EXCERPT.
..........

- Born: July 29, 1957 (age 69) Szeged, Hungary
- Education: Franz Liszt Academy of Music
- Known for: Operatic soprano, artist
- Children: 1
- Awards: Order of Merit of the Republic of Hungary, Knight's Cross, 2016

= Mária Temesi =

Hungarian operatic soprano and university professor

Mária Temesi (/hu/; born 29 July 1957) is a Hungarian operatic soprano, university (full) professor, and the head of the voice department at the faculty of music at the University of Szeged.

==Biography and career==
Temesi was born on 29 July 1957 in Szeged, Hungary. Her birth name was Mária Tóth.

Before her graduation she won the 4th prize at the International Maria Callas Grand Prix in Athens in 1979.

She took BA degree in music and piano teaching at the Franz Liszt College of Music at the Conservatory of Szeged in 1979 and M.A. degree in opera studies and in education in 1981 at the Franz Liszt Academy of Music, Budapest.

After her graduation she became the member of the Hungarian State Opera House in 1981.

Temesi won the 1st prize at the Luciano Pavarotti International Voice Competition in Philadelphia in 1985.

Temesi was appointed to the head of the department of the voice department as associate professor (docent, reader), and has been acting as the chairman from 1997.

..........

EXERCISE MATERIALS.
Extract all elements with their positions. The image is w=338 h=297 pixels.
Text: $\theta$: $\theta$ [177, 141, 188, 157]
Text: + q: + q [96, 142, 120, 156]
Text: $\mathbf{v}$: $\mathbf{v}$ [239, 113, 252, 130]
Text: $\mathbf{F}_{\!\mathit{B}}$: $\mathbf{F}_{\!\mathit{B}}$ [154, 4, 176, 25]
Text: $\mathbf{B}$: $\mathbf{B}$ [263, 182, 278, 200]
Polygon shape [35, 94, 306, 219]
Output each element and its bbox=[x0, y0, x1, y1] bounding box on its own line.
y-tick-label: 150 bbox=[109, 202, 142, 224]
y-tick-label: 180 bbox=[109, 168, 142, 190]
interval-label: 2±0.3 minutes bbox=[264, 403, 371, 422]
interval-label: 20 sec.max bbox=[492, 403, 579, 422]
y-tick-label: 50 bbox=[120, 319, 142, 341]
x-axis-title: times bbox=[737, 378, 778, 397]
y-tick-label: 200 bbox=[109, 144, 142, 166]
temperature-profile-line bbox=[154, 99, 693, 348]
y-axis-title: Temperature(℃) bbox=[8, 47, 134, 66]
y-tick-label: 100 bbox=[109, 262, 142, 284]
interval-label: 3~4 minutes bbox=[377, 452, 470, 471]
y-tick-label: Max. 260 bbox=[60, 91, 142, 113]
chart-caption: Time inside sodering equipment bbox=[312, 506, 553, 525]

..........

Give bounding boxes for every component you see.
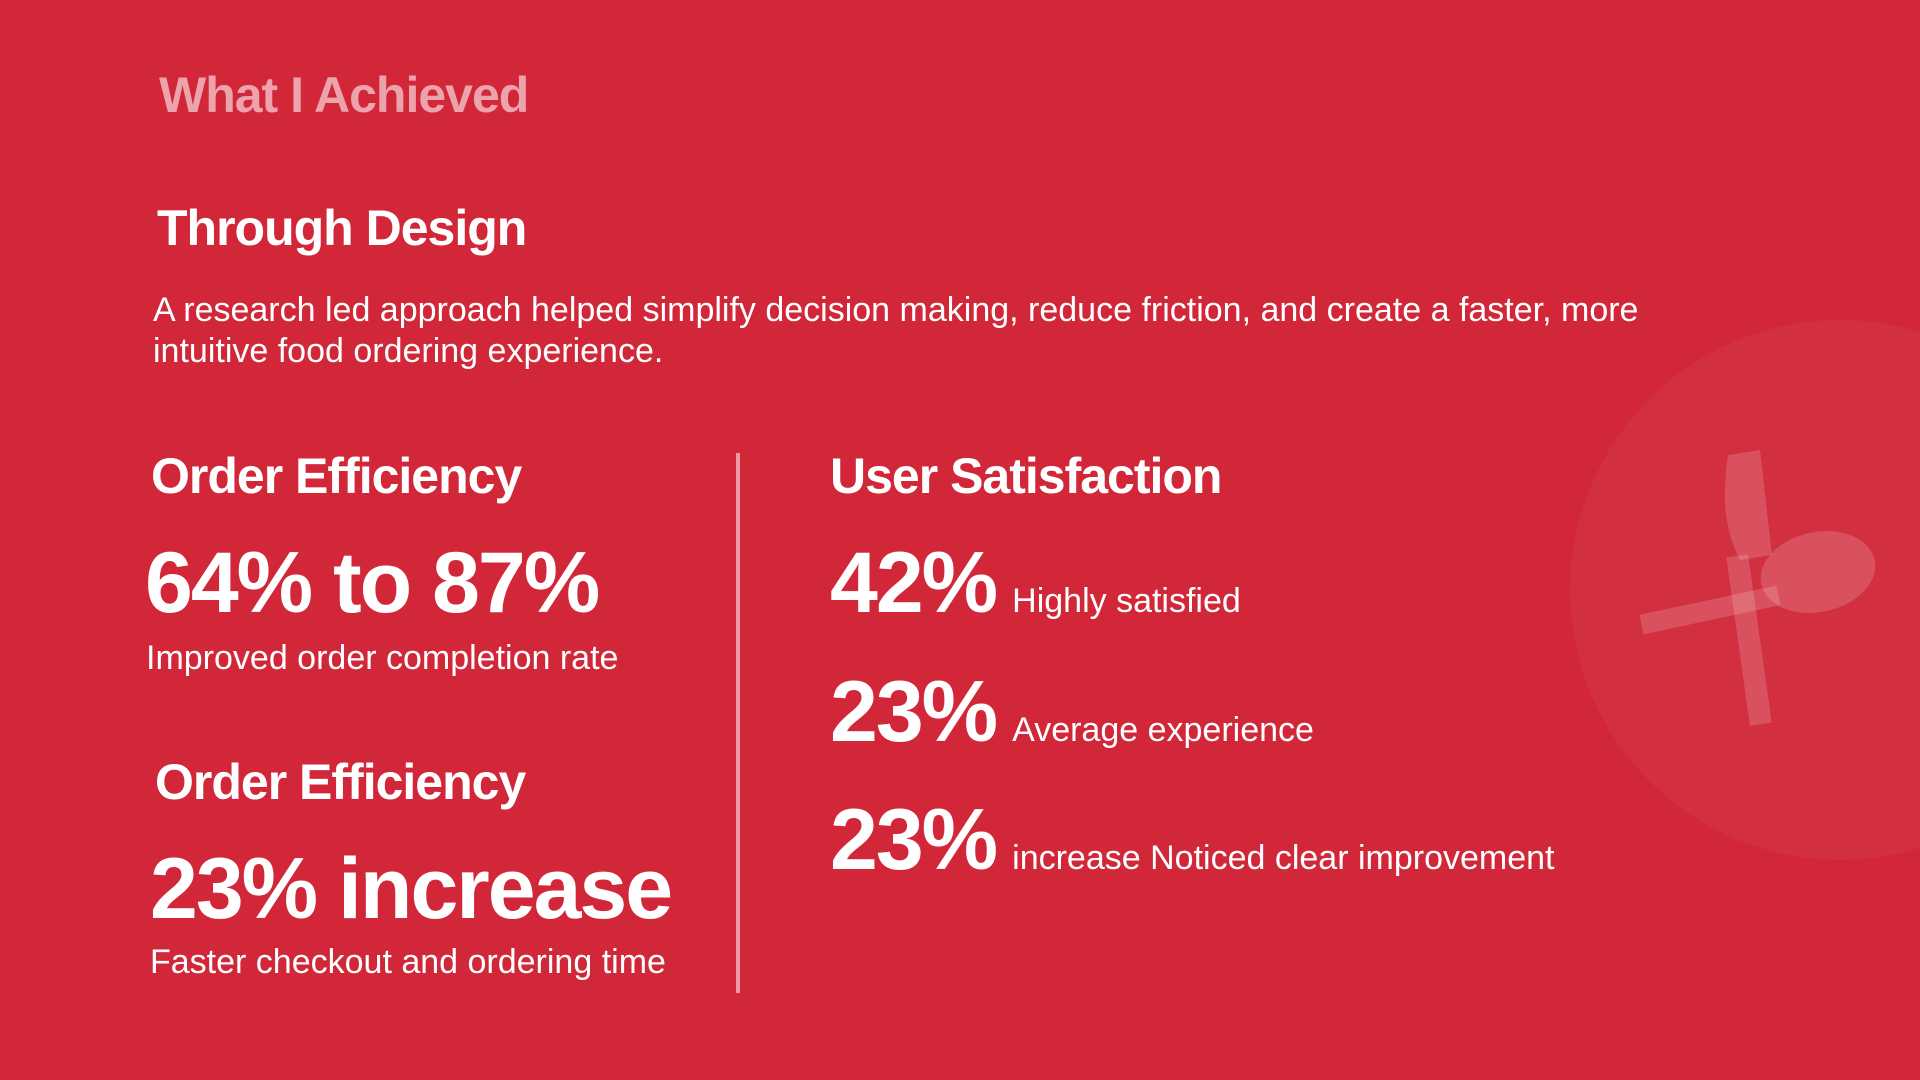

..........

TASK REQUIREMENTS.
1. Copy the entries exactly, starting with the line containing "Output each element" and going through the line containing "y-axis-title: Temperature(℃) bbox=[8, 47, 134, 66]".
2. Carry on the text about Mária Temesi from where it stops.

RESULTS IN ORDER.
1.
Output each element and its bbox=[x0, y0, x1, y1] bounding box on its own line.
y-tick-label: 150 bbox=[109, 202, 142, 224]
y-tick-label: 180 bbox=[109, 168, 142, 190]
interval-label: 2±0.3 minutes bbox=[264, 403, 371, 422]
interval-label: 20 sec.max bbox=[492, 403, 579, 422]
y-tick-label: 50 bbox=[120, 319, 142, 341]
x-axis-title: times bbox=[737, 378, 778, 397]
y-tick-label: 200 bbox=[109, 144, 142, 166]
temperature-profile-line bbox=[154, 99, 693, 348]
y-axis-title: Temperature(℃) bbox=[8, 47, 134, 66]

2.
She was awarded Doctor of Liberal Arts (D.L.A.) degree in 2003 and then he received the title of university (full) professor.

She has been one of the founders of the József Simándy International Singing Competition from 1998.

==Repertoire==
- Sándor Szokolay: Ecce Homo....Lénió
- Wagner: Tannhäuser....Princess Elizabeth
- Wagner: Die Walküre....Sieglinde
- Verdi: Il trovatore....Leonora
- Verdi: Aida....Aida
- Wagner: Siegfried....Brünnhilde
- Wagner: The Flying Dutchman....Senta
- Wagner: Götterdämmerung....Brünnhilde
- Richard Strauss: Elektra....Chrysothemis
- Mascagni: Cavalleria rusticana....Santuzza
- Iván Madarász: Last waltz...Woman
- Puccini: Tosca....Floria Tosca
- Janáček: Jenůfa....Kostelnička Buryjovka
- Wagner: Lohengrin....Ortrud
- Giordano: Andrea Chénier....La comtesse di Coigny
- Strauss: Der Rosenkavalier....Marianne
- Mozart: Don Giovanni...Donna Anna
- Verdi: Don Carlos....Élisabeth de Valois
- Tchaikovsky: Eugene Onegin....Tatyana Larina
- Wagner: Die Meistersinger von Nürnberg....Eva
- Cilea: Adriana Lecouvreur....Adriana Lecouvreur

==Discography==
- 2004: Wagner Hősnők (Heroines) Hungaroton - Budapest
- 1999: Mozart: Requiem Bilkent University - Ankara
- 1996: Britten: Háborús rekviem (War Requiem) University of Zagreb
- 1990: Liszt: Hungaria 1848 Hungaroton - Budapest
- 1986: Liszt: Missa Choralis Hungaroton - Budapest
- 1984: Respighi: La fiamma (La Madre) Hungaroton - Budapest
- 1983: Mahler: Symphony No. 8 (Mater Gloriosa) Hungaroton - Budapest

==Awards and honours==
- The International Maria Callas Grand Prix, Athens - 4th prize (1979)
- International Singing Competition of Toulouse, Théâtre du Capitole - 3rd prize (1980)
- The Luciano Pavarotti International Voice Competition in Philadelphia - 1st prize (1985)
- Bartók–Pásztory prize (1992)
- Mihály Székely memorial plaquette (1995)
- Juventus Music Award (1996)
- Franz Liszt Prize (2000)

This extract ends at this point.